**Task prompt**:
Search the records below for the word "Share" and show every line where it occurs.

**Provided material**:

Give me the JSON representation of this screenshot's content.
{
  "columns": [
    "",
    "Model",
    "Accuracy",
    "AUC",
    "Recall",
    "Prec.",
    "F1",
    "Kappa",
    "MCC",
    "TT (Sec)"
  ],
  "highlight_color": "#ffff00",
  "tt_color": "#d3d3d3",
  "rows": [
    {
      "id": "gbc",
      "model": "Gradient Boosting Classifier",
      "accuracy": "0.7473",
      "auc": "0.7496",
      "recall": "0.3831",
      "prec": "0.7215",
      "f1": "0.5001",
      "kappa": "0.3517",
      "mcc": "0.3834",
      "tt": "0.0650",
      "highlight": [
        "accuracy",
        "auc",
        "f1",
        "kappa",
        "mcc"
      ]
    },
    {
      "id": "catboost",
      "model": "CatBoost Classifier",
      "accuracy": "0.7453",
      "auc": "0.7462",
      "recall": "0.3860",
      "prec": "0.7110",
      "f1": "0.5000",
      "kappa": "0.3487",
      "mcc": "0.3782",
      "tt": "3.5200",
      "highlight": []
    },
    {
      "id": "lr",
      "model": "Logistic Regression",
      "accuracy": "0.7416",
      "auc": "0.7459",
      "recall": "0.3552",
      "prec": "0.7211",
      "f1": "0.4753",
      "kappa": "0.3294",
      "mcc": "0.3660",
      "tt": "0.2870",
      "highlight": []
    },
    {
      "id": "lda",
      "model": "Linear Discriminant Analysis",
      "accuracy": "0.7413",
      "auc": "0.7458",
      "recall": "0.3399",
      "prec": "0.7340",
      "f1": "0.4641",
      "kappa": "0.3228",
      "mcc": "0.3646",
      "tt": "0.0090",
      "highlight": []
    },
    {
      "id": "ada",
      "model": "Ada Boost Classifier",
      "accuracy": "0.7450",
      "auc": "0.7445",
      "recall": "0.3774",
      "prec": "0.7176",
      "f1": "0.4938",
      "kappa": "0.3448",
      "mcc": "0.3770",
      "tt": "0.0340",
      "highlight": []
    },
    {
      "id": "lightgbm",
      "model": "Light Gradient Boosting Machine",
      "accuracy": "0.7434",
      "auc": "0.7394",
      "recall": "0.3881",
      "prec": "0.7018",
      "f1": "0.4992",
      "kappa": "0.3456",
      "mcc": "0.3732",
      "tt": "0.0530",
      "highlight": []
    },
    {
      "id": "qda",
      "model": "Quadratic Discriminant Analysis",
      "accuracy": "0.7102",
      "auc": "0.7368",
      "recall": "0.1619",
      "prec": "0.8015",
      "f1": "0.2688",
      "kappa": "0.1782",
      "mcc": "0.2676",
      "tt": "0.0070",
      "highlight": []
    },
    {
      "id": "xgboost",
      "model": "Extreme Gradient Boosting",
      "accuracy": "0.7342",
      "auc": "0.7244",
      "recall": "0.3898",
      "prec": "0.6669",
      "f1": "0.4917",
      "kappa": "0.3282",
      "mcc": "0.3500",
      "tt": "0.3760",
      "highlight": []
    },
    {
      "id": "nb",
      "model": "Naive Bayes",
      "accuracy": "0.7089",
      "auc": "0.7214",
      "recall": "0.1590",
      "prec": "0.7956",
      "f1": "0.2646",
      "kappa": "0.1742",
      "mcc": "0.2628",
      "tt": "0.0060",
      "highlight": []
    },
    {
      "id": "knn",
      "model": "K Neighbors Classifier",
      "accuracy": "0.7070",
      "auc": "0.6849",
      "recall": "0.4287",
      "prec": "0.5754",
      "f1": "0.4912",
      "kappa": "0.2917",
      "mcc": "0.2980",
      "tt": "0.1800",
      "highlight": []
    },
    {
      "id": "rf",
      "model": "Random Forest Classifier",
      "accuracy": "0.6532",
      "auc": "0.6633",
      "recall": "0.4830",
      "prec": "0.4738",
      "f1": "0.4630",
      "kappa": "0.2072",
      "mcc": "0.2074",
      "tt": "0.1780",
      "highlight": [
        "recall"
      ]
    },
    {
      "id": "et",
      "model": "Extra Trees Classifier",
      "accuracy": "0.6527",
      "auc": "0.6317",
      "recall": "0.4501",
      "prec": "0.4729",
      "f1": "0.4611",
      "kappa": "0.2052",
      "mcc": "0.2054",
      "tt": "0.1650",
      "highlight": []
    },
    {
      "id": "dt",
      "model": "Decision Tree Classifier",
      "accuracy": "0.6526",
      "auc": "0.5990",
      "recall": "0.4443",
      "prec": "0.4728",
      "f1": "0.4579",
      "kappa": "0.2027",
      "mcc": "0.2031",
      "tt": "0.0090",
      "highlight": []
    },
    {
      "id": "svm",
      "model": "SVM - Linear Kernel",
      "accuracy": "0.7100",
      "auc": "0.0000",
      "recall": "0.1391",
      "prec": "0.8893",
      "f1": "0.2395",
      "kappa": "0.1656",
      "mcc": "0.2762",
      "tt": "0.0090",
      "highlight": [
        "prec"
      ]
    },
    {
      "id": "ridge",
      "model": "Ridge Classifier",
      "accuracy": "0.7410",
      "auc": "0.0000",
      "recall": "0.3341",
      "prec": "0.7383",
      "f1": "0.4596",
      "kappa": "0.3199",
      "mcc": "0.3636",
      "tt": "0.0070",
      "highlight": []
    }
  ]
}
...
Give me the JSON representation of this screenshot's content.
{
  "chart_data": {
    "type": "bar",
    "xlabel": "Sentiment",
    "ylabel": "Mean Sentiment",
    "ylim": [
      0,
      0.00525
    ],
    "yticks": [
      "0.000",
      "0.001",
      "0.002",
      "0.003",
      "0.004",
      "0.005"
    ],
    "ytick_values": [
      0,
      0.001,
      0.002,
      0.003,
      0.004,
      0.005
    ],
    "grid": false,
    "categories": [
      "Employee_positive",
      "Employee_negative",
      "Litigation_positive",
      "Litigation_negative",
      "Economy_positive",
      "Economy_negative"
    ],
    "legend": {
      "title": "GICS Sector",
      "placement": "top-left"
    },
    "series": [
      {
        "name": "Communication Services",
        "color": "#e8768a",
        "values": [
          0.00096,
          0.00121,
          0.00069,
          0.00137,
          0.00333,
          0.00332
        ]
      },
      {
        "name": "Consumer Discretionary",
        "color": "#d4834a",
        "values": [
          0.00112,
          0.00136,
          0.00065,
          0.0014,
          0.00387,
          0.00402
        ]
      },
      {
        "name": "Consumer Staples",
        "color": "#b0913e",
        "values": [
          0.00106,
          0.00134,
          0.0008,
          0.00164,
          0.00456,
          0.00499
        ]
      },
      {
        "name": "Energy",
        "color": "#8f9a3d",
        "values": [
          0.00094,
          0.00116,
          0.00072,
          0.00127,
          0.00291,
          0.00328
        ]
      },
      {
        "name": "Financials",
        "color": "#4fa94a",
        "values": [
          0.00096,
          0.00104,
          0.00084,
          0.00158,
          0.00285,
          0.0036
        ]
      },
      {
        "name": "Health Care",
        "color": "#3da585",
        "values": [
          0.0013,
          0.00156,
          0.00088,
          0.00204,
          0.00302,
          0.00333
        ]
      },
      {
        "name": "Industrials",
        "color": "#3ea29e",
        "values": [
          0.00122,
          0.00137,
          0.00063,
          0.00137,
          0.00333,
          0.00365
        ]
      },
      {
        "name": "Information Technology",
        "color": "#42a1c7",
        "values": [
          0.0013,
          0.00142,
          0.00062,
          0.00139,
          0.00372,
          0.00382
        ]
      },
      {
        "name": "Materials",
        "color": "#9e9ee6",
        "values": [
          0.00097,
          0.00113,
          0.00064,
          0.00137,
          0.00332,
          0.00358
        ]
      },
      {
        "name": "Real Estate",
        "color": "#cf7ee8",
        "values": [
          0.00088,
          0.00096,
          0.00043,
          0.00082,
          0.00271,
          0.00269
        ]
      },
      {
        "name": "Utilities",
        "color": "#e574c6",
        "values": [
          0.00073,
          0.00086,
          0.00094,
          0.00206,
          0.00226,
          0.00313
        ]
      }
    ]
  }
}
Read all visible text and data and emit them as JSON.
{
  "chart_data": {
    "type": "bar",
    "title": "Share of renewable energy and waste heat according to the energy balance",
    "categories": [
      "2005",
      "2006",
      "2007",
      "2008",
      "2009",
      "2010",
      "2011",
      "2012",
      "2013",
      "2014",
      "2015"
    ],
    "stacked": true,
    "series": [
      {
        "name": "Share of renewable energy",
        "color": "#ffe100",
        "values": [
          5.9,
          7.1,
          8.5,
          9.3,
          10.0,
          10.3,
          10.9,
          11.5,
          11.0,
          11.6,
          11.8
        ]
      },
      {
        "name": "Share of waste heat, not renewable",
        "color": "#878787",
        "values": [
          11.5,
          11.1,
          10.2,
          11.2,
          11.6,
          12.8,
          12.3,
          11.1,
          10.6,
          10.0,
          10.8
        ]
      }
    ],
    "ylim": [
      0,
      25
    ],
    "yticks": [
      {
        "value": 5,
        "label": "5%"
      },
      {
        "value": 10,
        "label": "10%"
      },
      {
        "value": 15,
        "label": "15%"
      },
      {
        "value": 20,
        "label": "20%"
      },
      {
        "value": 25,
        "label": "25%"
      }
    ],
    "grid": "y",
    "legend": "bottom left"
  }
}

**Answer to this problem**:
    "title": "Share of renewable energy and waste heat according to the energy balance",
        "name": "Share of renewable energy",
        "name": "Share of waste heat, not renewable",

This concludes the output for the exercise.